Problem requirements =
Return every entry exactly as written.

Dataset entries =
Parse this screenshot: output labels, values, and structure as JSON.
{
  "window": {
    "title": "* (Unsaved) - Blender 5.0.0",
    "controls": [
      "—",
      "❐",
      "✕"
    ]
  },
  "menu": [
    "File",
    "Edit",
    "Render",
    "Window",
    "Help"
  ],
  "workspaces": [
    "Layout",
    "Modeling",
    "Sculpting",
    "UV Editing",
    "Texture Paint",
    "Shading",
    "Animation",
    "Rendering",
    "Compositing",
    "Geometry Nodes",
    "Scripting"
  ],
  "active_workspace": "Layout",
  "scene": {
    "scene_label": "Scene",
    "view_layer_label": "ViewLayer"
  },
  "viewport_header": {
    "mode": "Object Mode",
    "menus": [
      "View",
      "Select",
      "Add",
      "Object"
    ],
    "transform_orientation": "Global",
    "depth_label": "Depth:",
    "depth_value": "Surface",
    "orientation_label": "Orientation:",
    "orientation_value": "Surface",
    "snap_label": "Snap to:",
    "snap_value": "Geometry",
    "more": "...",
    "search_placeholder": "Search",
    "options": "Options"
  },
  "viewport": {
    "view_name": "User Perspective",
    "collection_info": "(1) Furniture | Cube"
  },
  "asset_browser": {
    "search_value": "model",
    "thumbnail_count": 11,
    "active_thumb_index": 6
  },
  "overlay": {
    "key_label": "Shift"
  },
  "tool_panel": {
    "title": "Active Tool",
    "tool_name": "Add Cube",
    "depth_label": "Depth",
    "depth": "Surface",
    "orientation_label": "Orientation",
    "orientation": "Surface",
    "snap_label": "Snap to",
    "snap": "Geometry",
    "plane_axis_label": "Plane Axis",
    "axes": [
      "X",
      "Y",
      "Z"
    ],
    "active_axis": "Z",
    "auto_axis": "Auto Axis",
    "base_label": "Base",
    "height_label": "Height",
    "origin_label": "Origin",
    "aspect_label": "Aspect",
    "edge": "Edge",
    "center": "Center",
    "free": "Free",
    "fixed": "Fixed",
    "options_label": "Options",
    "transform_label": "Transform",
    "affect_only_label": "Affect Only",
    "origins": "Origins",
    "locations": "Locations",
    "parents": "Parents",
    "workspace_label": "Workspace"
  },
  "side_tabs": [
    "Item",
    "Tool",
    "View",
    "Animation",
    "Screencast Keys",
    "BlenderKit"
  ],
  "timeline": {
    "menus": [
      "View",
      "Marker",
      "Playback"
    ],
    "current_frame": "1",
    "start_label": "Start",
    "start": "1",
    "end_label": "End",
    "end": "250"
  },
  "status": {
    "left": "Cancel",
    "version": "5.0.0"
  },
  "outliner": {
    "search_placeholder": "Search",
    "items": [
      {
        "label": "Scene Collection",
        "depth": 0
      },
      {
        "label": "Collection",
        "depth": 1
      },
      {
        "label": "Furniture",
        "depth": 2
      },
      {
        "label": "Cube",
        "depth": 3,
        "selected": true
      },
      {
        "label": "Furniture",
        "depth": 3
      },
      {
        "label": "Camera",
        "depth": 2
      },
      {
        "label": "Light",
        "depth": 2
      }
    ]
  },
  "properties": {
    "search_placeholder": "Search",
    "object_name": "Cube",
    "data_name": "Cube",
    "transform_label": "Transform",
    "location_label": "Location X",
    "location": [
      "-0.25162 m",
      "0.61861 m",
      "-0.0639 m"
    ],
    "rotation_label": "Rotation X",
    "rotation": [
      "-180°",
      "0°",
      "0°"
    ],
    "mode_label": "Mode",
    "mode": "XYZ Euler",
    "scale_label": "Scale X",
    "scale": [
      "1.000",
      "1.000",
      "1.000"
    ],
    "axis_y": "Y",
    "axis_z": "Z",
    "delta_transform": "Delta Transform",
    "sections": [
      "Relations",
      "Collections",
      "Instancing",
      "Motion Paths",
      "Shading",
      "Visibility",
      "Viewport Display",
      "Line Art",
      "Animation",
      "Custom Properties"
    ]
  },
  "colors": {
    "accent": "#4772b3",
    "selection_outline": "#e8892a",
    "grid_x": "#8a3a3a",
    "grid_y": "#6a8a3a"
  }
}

Exercise solution =
Parse this screenshot: output labels, values, and structure as JSON.
{
  "window": {
    "title": "* (Unsaved) - Blender 5.0.0",
    "controls": [
      "—",
      "❐",
      "✕"
    ]
  },
  "menu": [
    "File",
    "Edit",
    "Render",
    "Window",
    "Help"
  ],
  "workspaces": [
    "Layout",
    "Modeling",
    "Sculpting",
    "UV Editing",
    "Texture Paint",
    "Shading",
    "Animation",
    "Rendering",
    "Compositing",
    "Geometry Nodes",
    "Scripting"
  ],
  "active_workspace": "Layout",
  "scene": {
    "scene_label": "Scene",
    "view_layer_label": "ViewLayer"
  },
  "viewport_header": {
    "mode": "Object Mode",
    "menus": [
      "View",
      "Select",
      "Add",
      "Object"
    ],
    "transform_orientation": "Global",
    "depth_label": "Depth:",
    "depth_value": "Surface",
    "orientation_label": "Orientation:",
    "orientation_value": "Surface",
    "snap_label": "Snap to:",
    "snap_value": "Geometry",
    "more": "...",
    "search_placeholder": "Search",
    "options": "Options"
  },
  "viewport": {
    "view_name": "User Perspective",
    "collection_info": "(1) Furniture | Cube"
  },
  "asset_browser": {
    "search_value": "model",
    "thumbnail_count": 11,
    "active_thumb_index": 6
  },
  "overlay": {
    "key_label": "Shift"
  },
  "tool_panel": {
    "title": "Active Tool",
    "tool_name": "Add Cube",
    "depth_label": "Depth",
    "depth": "Surface",
    "orientation_label": "Orientation",
    "orientation": "Surface",
    "snap_label": "Snap to",
    "snap": "Geometry",
    "plane_axis_label": "Plane Axis",
    "axes": [
      "X",
      "Y",
      "Z"
    ],
    "active_axis": "Z",
    "auto_axis": "Auto Axis",
    "base_label": "Base",
    "height_label": "Height",
    "origin_label": "Origin",
    "aspect_label": "Aspect",
    "edge": "Edge",
    "center": "Center",
    "free": "Free",
    "fixed": "Fixed",
    "options_label": "Options",
    "transform_label": "Transform",
    "affect_only_label": "Affect Only",
    "origins": "Origins",
    "locations": "Locations",
    "parents": "Parents",
    "workspace_label": "Workspace"
  },
  "side_tabs": [
    "Item",
    "Tool",
    "View",
    "Animation",
    "Screencast Keys",
    "BlenderKit"
  ],
  "timeline": {
    "menus": [
      "View",
      "Marker",
      "Playback"
    ],
    "current_frame": "1",
    "start_label": "Start",
    "start": "1",
    "end_label": "End",
    "end": "250"
  },
  "status": {
    "left": "Cancel",
    "version": "5.0.0"
  },
  "outliner": {
    "search_placeholder": "Search",
    "items": [
      {
        "label": "Scene Collection",
        "depth": 0
      },
      {
        "label": "Collection",
        "depth": 1
      },
      {
        "label": "Furniture",
        "depth": 2
      },
      {
        "label": "Cube",
        "depth": 3,
        "selected": true
      },
      {
        "label": "Furniture",
        "depth": 3
      },
      {
        "label": "Camera",
        "depth": 2
      },
      {
        "label": "Light",
        "depth": 2
      }
    ]
  },
  "properties": {
    "search_placeholder": "Search",
    "object_name": "Cube",
    "data_name": "Cube",
    "transform_label": "Transform",
    "location_label": "Location X",
    "location": [
      "-0.25162 m",
      "0.61861 m",
      "-0.0639 m"
    ],
    "rotation_label": "Rotation X",
    "rotation": [
      "-180°",
      "0°",
      "0°"
    ],
    "mode_label": "Mode",
    "mode": "XYZ Euler",
    "scale_label": "Scale X",
    "scale": [
      "1.000",
      "1.000",
      "1.000"
    ],
    "axis_y": "Y",
    "axis_z": "Z",
    "delta_transform": "Delta Transform",
    "sections": [
      "Relations",
      "Collections",
      "Instancing",
      "Motion Paths",
      "Shading",
      "Visibility",
      "Viewport Display",
      "Line Art",
      "Animation",
      "Custom Properties"
    ]
  },
  "colors": {
    "accent": "#4772b3",
    "selection_outline": "#e8892a",
    "grid_x": "#8a3a3a",
    "grid_y": "#6a8a3a"
  }
}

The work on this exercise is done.